Start of Records for the task
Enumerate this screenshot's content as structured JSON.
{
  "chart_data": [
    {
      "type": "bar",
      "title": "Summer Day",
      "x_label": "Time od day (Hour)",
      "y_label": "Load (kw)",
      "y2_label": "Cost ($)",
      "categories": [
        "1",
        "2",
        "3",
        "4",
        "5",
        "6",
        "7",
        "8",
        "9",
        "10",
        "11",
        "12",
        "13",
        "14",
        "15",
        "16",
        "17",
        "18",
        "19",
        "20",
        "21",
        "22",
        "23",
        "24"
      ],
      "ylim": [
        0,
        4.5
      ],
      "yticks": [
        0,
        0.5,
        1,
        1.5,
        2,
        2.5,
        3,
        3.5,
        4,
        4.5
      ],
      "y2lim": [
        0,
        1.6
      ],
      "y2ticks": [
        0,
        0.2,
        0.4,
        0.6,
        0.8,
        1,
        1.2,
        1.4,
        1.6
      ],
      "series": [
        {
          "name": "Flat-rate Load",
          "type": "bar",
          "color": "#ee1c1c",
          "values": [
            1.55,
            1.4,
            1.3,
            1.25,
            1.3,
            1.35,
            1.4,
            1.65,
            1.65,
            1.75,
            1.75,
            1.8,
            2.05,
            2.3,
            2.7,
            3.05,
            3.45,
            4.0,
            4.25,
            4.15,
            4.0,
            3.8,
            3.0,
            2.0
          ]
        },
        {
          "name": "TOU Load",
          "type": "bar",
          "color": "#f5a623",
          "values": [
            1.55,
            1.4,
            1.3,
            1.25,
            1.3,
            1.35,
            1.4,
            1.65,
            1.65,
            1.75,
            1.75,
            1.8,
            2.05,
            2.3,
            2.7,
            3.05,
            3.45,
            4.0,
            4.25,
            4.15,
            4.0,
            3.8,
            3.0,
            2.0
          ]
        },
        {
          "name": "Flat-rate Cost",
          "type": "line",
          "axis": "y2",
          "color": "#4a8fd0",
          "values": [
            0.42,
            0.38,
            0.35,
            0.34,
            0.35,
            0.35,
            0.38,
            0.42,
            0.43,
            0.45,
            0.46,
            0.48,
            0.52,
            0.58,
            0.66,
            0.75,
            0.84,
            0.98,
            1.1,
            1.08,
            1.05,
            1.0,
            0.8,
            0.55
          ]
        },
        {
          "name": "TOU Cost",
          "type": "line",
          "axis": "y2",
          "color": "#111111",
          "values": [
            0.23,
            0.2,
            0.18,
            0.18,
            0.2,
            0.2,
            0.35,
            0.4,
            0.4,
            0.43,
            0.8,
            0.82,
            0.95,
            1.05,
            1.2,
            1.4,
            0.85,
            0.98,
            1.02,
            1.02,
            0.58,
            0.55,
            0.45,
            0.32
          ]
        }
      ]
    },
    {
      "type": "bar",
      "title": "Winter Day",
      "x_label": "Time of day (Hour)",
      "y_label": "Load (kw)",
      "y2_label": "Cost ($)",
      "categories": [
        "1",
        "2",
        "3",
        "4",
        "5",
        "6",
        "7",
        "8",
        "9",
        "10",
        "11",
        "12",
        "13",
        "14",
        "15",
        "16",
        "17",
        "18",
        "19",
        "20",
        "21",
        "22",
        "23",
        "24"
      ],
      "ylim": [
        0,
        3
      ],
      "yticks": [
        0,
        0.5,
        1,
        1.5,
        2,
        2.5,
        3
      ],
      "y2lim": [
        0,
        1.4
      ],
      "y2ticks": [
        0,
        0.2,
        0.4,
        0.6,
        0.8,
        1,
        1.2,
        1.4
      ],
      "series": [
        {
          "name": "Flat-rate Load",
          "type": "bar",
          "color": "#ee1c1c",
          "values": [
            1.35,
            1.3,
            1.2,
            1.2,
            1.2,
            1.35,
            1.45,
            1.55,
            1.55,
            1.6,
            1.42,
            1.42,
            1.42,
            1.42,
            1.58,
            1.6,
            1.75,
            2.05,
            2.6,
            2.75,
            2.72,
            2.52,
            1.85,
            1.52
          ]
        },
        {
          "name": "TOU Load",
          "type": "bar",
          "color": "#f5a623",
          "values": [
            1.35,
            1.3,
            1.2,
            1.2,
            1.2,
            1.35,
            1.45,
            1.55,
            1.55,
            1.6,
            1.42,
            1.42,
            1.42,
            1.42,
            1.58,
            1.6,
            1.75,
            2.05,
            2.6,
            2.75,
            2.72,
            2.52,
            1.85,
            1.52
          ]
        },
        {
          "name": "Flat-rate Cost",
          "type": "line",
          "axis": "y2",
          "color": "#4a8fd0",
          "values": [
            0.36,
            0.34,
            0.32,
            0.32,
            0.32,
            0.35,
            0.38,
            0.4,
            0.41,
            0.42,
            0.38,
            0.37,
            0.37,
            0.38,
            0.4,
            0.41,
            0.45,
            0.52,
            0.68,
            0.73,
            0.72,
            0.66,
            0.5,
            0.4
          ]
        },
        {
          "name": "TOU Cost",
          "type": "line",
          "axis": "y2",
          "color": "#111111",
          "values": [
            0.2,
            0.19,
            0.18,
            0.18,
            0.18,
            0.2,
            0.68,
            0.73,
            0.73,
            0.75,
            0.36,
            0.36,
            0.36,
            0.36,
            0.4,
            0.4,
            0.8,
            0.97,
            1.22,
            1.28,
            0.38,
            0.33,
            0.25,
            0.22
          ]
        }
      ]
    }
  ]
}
End of Records for the task
Start of Records for the task
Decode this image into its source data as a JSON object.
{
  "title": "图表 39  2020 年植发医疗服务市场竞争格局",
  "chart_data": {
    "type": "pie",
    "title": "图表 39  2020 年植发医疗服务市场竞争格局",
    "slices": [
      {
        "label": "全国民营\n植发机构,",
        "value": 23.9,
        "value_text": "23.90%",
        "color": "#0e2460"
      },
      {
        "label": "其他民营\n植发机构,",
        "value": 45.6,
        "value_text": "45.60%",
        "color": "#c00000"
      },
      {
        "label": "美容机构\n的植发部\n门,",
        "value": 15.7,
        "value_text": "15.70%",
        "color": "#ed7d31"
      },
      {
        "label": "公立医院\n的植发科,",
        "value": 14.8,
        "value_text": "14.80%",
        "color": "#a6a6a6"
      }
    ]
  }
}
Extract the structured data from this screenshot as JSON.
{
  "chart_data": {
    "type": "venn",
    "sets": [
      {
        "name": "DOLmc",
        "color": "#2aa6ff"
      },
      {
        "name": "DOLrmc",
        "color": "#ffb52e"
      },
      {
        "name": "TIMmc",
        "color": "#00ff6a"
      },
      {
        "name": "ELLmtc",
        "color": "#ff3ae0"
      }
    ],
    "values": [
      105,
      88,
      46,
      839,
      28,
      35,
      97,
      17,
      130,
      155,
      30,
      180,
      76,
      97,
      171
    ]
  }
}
End of Records for the task
» Instructions for the task: Filter for "JSON". Return all lines that hold it.

» Answer to the exercise:
Enumerate this screenshot's content as structured JSON.
Decode this image into its source data as a JSON object.
Extract the structured data from this screenshot as JSON.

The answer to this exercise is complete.